## [Challenge]
Write out, precisely and in full, each line of the material.

## [Extracted data]
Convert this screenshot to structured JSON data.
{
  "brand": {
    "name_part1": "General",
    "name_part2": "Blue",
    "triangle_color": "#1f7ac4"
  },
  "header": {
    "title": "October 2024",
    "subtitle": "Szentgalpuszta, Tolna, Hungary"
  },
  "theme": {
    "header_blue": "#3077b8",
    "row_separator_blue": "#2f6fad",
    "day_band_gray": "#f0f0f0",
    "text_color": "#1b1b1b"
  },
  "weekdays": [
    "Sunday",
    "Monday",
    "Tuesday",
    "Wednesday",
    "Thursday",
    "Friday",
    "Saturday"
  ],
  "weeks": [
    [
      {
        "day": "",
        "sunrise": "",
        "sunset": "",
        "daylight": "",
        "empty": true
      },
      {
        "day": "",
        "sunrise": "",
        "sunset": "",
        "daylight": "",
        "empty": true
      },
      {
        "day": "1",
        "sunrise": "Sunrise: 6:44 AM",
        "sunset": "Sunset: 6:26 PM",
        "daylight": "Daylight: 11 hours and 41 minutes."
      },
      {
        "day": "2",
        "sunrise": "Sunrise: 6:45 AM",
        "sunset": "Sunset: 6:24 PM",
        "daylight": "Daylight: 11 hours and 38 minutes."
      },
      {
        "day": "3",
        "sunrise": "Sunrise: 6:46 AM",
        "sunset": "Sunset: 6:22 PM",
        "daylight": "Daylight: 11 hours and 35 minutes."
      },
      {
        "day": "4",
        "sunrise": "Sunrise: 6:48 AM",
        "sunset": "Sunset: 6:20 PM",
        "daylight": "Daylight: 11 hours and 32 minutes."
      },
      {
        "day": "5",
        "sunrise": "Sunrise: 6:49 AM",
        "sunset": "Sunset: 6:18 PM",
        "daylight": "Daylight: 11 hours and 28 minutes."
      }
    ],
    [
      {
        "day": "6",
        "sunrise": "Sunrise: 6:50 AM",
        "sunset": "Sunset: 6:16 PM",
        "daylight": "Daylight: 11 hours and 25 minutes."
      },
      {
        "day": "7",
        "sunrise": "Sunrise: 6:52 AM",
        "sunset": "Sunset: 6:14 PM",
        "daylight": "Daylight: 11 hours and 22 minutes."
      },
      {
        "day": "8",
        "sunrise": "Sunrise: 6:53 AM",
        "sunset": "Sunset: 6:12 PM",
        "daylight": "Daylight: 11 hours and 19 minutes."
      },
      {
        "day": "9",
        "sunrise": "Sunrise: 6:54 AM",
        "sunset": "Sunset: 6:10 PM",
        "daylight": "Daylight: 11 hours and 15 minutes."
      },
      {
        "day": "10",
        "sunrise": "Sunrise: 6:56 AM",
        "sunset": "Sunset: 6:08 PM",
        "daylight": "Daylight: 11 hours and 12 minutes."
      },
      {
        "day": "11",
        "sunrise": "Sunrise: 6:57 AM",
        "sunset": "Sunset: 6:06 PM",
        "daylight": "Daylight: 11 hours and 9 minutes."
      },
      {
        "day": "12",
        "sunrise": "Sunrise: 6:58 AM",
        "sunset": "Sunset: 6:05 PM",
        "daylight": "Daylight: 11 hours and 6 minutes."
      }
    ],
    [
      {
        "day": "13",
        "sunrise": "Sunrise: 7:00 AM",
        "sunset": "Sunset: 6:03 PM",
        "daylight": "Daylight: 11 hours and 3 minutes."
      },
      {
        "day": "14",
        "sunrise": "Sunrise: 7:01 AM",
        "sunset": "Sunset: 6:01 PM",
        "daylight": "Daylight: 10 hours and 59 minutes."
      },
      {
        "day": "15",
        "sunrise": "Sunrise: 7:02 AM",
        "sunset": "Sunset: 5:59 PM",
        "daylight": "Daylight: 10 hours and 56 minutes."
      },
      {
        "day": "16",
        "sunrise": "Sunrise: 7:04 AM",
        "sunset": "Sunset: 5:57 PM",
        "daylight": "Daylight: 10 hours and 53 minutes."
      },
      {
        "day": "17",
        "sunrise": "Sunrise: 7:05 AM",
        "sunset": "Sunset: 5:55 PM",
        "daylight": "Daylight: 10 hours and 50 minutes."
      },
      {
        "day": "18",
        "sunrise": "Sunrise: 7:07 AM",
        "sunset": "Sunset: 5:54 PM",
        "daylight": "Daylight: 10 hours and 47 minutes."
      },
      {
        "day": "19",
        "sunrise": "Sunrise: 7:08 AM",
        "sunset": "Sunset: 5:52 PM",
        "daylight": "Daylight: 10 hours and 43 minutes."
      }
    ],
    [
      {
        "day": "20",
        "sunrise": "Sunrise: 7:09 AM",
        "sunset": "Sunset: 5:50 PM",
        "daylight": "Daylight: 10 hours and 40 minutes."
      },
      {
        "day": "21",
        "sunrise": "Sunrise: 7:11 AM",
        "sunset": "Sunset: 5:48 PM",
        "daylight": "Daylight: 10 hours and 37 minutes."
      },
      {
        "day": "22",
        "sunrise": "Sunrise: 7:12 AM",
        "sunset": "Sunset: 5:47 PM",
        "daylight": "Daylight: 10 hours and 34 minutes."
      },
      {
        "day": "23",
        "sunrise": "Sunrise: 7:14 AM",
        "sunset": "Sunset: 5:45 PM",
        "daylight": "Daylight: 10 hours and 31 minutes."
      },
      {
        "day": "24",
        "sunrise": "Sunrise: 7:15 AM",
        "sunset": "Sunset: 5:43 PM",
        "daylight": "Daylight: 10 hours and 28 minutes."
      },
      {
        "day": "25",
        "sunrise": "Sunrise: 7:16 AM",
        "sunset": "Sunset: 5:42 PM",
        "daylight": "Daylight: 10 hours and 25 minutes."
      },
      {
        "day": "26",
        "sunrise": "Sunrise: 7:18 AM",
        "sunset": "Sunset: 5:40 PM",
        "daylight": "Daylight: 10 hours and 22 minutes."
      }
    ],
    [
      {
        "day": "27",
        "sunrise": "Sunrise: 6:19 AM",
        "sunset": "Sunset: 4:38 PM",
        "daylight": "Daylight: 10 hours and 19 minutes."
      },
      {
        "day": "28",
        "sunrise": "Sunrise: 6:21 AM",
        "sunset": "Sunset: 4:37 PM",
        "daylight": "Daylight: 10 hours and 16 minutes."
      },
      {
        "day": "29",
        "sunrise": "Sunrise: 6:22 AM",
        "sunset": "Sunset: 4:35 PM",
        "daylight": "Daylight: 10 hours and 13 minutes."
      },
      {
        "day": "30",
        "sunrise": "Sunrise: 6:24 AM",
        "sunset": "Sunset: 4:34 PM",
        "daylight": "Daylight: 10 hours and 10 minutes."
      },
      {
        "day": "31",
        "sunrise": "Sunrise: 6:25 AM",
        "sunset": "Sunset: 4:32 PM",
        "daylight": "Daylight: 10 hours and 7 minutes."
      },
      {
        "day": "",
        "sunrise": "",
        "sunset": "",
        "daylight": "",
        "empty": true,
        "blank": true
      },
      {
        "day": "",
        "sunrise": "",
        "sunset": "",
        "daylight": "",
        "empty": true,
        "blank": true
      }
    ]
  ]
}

## [Exercise answer]
Convert this screenshot to structured JSON data.
{
  "brand": {
    "name_part1": "General",
    "name_part2": "Blue",
    "triangle_color": "#1f7ac4"
  },
  "header": {
    "title": "October 2024",
    "subtitle": "Szentgalpuszta, Tolna, Hungary"
  },
  "theme": {
    "header_blue": "#3077b8",
    "row_separator_blue": "#2f6fad",
    "day_band_gray": "#f0f0f0",
    "text_color": "#1b1b1b"
  },
  "weekdays": [
    "Sunday",
    "Monday",
    "Tuesday",
    "Wednesday",
    "Thursday",
    "Friday",
    "Saturday"
  ],
  "weeks": [
    [
      {
        "day": "",
        "sunrise": "",
        "sunset": "",
        "daylight": "",
        "empty": true
      },
      {
        "day": "",
        "sunrise": "",
        "sunset": "",
        "daylight": "",
        "empty": true
      },
      {
        "day": "1",
        "sunrise": "Sunrise: 6:44 AM",
        "sunset": "Sunset: 6:26 PM",
        "daylight": "Daylight: 11 hours and 41 minutes."
      },
      {
        "day": "2",
        "sunrise": "Sunrise: 6:45 AM",
        "sunset": "Sunset: 6:24 PM",
        "daylight": "Daylight: 11 hours and 38 minutes."
      },
      {
        "day": "3",
        "sunrise": "Sunrise: 6:46 AM",
        "sunset": "Sunset: 6:22 PM",
        "daylight": "Daylight: 11 hours and 35 minutes."
      },
      {
        "day": "4",
        "sunrise": "Sunrise: 6:48 AM",
        "sunset": "Sunset: 6:20 PM",
        "daylight": "Daylight: 11 hours and 32 minutes."
      },
      {
        "day": "5",
        "sunrise": "Sunrise: 6:49 AM",
        "sunset": "Sunset: 6:18 PM",
        "daylight": "Daylight: 11 hours and 28 minutes."
      }
    ],
    [
      {
        "day": "6",
        "sunrise": "Sunrise: 6:50 AM",
        "sunset": "Sunset: 6:16 PM",
        "daylight": "Daylight: 11 hours and 25 minutes."
      },
      {
        "day": "7",
        "sunrise": "Sunrise: 6:52 AM",
        "sunset": "Sunset: 6:14 PM",
        "daylight": "Daylight: 11 hours and 22 minutes."
      },
      {
        "day": "8",
        "sunrise": "Sunrise: 6:53 AM",
        "sunset": "Sunset: 6:12 PM",
        "daylight": "Daylight: 11 hours and 19 minutes."
      },
      {
        "day": "9",
        "sunrise": "Sunrise: 6:54 AM",
        "sunset": "Sunset: 6:10 PM",
        "daylight": "Daylight: 11 hours and 15 minutes."
      },
      {
        "day": "10",
        "sunrise": "Sunrise: 6:56 AM",
        "sunset": "Sunset: 6:08 PM",
        "daylight": "Daylight: 11 hours and 12 minutes."
      },
      {
        "day": "11",
        "sunrise": "Sunrise: 6:57 AM",
        "sunset": "Sunset: 6:06 PM",
        "daylight": "Daylight: 11 hours and 9 minutes."
      },
      {
        "day": "12",
        "sunrise": "Sunrise: 6:58 AM",
        "sunset": "Sunset: 6:05 PM",
        "daylight": "Daylight: 11 hours and 6 minutes."
      }
    ],
    [
      {
        "day": "13",
        "sunrise": "Sunrise: 7:00 AM",
        "sunset": "Sunset: 6:03 PM",
        "daylight": "Daylight: 11 hours and 3 minutes."
      },
      {
        "day": "14",
        "sunrise": "Sunrise: 7:01 AM",
        "sunset": "Sunset: 6:01 PM",
        "daylight": "Daylight: 10 hours and 59 minutes."
      },
      {
        "day": "15",
        "sunrise": "Sunrise: 7:02 AM",
        "sunset": "Sunset: 5:59 PM",
        "daylight": "Daylight: 10 hours and 56 minutes."
      },
      {
        "day": "16",
        "sunrise": "Sunrise: 7:04 AM",
        "sunset": "Sunset: 5:57 PM",
        "daylight": "Daylight: 10 hours and 53 minutes."
      },
      {
        "day": "17",
        "sunrise": "Sunrise: 7:05 AM",
        "sunset": "Sunset: 5:55 PM",
        "daylight": "Daylight: 10 hours and 50 minutes."
      },
      {
        "day": "18",
        "sunrise": "Sunrise: 7:07 AM",
        "sunset": "Sunset: 5:54 PM",
        "daylight": "Daylight: 10 hours and 47 minutes."
      },
      {
        "day": "19",
        "sunrise": "Sunrise: 7:08 AM",
        "sunset": "Sunset: 5:52 PM",
        "daylight": "Daylight: 10 hours and 43 minutes."
      }
    ],
    [
      {
        "day": "20",
        "sunrise": "Sunrise: 7:09 AM",
        "sunset": "Sunset: 5:50 PM",
        "daylight": "Daylight: 10 hours and 40 minutes."
      },
      {
        "day": "21",
        "sunrise": "Sunrise: 7:11 AM",
        "sunset": "Sunset: 5:48 PM",
        "daylight": "Daylight: 10 hours and 37 minutes."
      },
      {
        "day": "22",
        "sunrise": "Sunrise: 7:12 AM",
        "sunset": "Sunset: 5:47 PM",
        "daylight": "Daylight: 10 hours and 34 minutes."
      },
      {
        "day": "23",
        "sunrise": "Sunrise: 7:14 AM",
        "sunset": "Sunset: 5:45 PM",
        "daylight": "Daylight: 10 hours and 31 minutes."
      },
      {
        "day": "24",
        "sunrise": "Sunrise: 7:15 AM",
        "sunset": "Sunset: 5:43 PM",
        "daylight": "Daylight: 10 hours and 28 minutes."
      },
      {
        "day": "25",
        "sunrise": "Sunrise: 7:16 AM",
        "sunset": "Sunset: 5:42 PM",
        "daylight": "Daylight: 10 hours and 25 minutes."
      },
      {
        "day": "26",
        "sunrise": "Sunrise: 7:18 AM",
        "sunset": "Sunset: 5:40 PM",
        "daylight": "Daylight: 10 hours and 22 minutes."
      }
    ],
    [
      {
        "day": "27",
        "sunrise": "Sunrise: 6:19 AM",
        "sunset": "Sunset: 4:38 PM",
        "daylight": "Daylight: 10 hours and 19 minutes."
      },
      {
        "day": "28",
        "sunrise": "Sunrise: 6:21 AM",
        "sunset": "Sunset: 4:37 PM",
        "daylight": "Daylight: 10 hours and 16 minutes."
      },
      {
        "day": "29",
        "sunrise": "Sunrise: 6:22 AM",
        "sunset": "Sunset: 4:35 PM",
        "daylight": "Daylight: 10 hours and 13 minutes."
      },
      {
        "day": "30",
        "sunrise": "Sunrise: 6:24 AM",
        "sunset": "Sunset: 4:34 PM",
        "daylight": "Daylight: 10 hours and 10 minutes."
      },
      {
        "day": "31",
        "sunrise": "Sunrise: 6:25 AM",
        "sunset": "Sunset: 4:32 PM",
        "daylight": "Daylight: 10 hours and 7 minutes."
      },
      {
        "day": "",
        "sunrise": "",
        "sunset": "",
        "daylight": "",
        "empty": true,
        "blank": true
      },
      {
        "day": "",
        "sunrise": "",
        "sunset": "",
        "daylight": "",
        "empty": true,
        "blank": true
      }
    ]
  ]
}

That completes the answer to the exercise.